_Your goal_: Tally the lines that contain "selected" and report the total alone.

_Records shown_:
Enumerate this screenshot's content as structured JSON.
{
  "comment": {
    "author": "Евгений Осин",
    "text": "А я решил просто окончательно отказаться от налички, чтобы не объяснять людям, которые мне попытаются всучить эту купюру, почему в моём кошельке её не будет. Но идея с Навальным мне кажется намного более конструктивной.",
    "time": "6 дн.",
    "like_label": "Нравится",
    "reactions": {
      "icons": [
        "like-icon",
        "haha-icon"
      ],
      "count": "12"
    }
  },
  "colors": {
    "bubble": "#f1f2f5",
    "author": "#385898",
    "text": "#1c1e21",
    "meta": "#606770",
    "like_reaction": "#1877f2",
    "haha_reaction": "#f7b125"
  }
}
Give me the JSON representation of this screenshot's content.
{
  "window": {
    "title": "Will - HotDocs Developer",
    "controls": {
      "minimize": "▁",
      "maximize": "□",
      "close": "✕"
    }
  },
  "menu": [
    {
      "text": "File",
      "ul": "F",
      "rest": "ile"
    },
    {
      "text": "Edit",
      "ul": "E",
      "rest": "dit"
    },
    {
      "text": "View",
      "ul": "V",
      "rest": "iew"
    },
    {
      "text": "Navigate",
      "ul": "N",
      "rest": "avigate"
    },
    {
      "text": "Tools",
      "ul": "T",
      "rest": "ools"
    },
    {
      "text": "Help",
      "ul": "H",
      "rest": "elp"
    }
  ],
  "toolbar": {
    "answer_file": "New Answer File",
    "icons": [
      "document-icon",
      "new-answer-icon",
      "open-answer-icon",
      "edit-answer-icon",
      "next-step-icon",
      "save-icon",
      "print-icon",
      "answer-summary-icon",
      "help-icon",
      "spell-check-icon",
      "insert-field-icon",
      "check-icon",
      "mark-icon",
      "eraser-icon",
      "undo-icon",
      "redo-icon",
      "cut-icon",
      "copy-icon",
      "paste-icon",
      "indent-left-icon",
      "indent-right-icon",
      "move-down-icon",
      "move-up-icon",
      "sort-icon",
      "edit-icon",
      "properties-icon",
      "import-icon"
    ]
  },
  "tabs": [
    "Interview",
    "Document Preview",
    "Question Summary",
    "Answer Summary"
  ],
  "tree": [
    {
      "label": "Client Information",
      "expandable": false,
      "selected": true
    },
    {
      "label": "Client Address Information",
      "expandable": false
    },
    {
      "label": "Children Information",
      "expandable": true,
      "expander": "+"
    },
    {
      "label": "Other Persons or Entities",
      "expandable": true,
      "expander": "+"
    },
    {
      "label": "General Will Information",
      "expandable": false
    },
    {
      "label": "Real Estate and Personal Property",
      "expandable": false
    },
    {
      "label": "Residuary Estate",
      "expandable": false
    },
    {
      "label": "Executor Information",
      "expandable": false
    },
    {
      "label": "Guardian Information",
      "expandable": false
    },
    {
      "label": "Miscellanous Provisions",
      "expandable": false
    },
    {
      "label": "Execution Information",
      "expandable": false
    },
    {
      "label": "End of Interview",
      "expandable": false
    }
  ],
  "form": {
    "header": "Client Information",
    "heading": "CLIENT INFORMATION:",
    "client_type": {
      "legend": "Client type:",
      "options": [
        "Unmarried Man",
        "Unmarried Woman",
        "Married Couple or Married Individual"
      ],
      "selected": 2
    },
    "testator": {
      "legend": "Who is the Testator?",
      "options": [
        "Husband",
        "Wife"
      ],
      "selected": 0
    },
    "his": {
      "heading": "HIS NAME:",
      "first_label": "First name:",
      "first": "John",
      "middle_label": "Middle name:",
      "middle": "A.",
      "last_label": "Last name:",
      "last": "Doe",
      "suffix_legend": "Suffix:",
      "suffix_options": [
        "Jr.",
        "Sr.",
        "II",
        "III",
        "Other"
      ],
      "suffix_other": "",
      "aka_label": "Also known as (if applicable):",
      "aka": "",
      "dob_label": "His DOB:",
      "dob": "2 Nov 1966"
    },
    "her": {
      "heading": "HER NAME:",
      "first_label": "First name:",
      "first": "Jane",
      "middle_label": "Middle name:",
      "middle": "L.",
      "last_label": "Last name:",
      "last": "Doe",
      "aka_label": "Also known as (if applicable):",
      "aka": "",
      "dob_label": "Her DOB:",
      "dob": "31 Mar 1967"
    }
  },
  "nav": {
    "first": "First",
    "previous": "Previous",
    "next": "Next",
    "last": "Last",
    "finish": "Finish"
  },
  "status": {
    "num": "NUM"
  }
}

_Result for this task_: 3